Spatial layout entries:
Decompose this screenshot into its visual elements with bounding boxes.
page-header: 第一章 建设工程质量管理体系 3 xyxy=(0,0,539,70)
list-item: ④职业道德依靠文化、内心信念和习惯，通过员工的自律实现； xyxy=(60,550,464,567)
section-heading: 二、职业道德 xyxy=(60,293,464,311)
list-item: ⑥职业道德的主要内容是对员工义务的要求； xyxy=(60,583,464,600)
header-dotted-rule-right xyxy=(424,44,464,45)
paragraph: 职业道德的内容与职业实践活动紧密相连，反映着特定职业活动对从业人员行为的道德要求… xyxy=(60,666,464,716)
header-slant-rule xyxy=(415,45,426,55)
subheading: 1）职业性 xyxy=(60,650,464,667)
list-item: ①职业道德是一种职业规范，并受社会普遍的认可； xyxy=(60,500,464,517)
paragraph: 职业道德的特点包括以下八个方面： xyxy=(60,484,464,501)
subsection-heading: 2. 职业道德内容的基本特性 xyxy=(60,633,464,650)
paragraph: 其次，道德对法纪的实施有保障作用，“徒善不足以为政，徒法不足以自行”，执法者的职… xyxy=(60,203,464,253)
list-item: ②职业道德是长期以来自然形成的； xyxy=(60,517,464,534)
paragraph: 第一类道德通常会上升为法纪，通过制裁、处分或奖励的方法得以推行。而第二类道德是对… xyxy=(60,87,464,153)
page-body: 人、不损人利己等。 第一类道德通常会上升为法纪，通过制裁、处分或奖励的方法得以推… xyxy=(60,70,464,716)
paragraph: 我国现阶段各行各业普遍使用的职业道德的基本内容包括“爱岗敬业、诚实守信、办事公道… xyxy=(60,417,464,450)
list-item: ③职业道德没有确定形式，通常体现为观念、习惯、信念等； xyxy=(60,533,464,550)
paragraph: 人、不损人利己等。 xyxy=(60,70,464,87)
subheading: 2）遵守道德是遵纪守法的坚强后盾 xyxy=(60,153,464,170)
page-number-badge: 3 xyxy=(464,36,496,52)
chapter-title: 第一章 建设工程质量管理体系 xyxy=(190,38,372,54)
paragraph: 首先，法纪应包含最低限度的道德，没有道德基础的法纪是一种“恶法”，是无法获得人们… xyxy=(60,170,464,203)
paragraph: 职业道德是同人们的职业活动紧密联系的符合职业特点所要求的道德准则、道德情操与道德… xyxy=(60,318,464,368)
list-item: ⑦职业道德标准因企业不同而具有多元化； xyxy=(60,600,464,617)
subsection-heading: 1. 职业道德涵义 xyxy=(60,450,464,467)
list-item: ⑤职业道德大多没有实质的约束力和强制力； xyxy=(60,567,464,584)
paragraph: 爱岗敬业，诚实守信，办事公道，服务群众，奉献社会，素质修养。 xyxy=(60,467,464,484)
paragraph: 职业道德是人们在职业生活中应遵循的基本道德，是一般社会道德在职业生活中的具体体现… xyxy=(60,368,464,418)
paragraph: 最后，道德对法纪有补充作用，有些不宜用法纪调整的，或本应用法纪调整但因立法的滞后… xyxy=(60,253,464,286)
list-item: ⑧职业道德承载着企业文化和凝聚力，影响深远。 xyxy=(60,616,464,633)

| SET TASK |
Reproduce every item above verbatim, line for line, without changing anything.

| EXERCISE SOLUTION |
Decompose this screenshot into its visual elements with bounding boxes.
page-header: 第一章 建设工程质量管理体系 3 xyxy=(0,0,539,70)
list-item: ④职业道德依靠文化、内心信念和习惯，通过员工的自律实现； xyxy=(60,550,464,567)
section-heading: 二、职业道德 xyxy=(60,293,464,311)
list-item: ⑥职业道德的主要内容是对员工义务的要求； xyxy=(60,583,464,600)
header-dotted-rule-right xyxy=(424,44,464,45)
paragraph: 职业道德的内容与职业实践活动紧密相连，反映着特定职业活动对从业人员行为的道德要求… xyxy=(60,666,464,716)
header-slant-rule xyxy=(415,45,426,55)
subheading: 1）职业性 xyxy=(60,650,464,667)
list-item: ①职业道德是一种职业规范，并受社会普遍的认可； xyxy=(60,500,464,517)
paragraph: 职业道德的特点包括以下八个方面： xyxy=(60,484,464,501)
subsection-heading: 2. 职业道德内容的基本特性 xyxy=(60,633,464,650)
paragraph: 其次，道德对法纪的实施有保障作用，“徒善不足以为政，徒法不足以自行”，执法者的职… xyxy=(60,203,464,253)
list-item: ②职业道德是长期以来自然形成的； xyxy=(60,517,464,534)
paragraph: 第一类道德通常会上升为法纪，通过制裁、处分或奖励的方法得以推行。而第二类道德是对… xyxy=(60,87,464,153)
page-body: 人、不损人利己等。 第一类道德通常会上升为法纪，通过制裁、处分或奖励的方法得以推… xyxy=(60,70,464,716)
paragraph: 我国现阶段各行各业普遍使用的职业道德的基本内容包括“爱岗敬业、诚实守信、办事公道… xyxy=(60,417,464,450)
list-item: ③职业道德没有确定形式，通常体现为观念、习惯、信念等； xyxy=(60,533,464,550)
paragraph: 人、不损人利己等。 xyxy=(60,70,464,87)
subheading: 2）遵守道德是遵纪守法的坚强后盾 xyxy=(60,153,464,170)
page-number-badge: 3 xyxy=(464,36,496,52)
chapter-title: 第一章 建设工程质量管理体系 xyxy=(190,38,372,54)
paragraph: 首先，法纪应包含最低限度的道德，没有道德基础的法纪是一种“恶法”，是无法获得人们… xyxy=(60,170,464,203)
paragraph: 职业道德是同人们的职业活动紧密联系的符合职业特点所要求的道德准则、道德情操与道德… xyxy=(60,318,464,368)
list-item: ⑦职业道德标准因企业不同而具有多元化； xyxy=(60,600,464,617)
subsection-heading: 1. 职业道德涵义 xyxy=(60,450,464,467)
list-item: ⑤职业道德大多没有实质的约束力和强制力； xyxy=(60,567,464,584)
paragraph: 爱岗敬业，诚实守信，办事公道，服务群众，奉献社会，素质修养。 xyxy=(60,467,464,484)
paragraph: 职业道德是人们在职业生活中应遵循的基本道德，是一般社会道德在职业生活中的具体体现… xyxy=(60,368,464,418)
paragraph: 最后，道德对法纪有补充作用，有些不宜用法纪调整的，或本应用法纪调整但因立法的滞后… xyxy=(60,253,464,286)
list-item: ⑧职业道德承载着企业文化和凝聚力，影响深远。 xyxy=(60,616,464,633)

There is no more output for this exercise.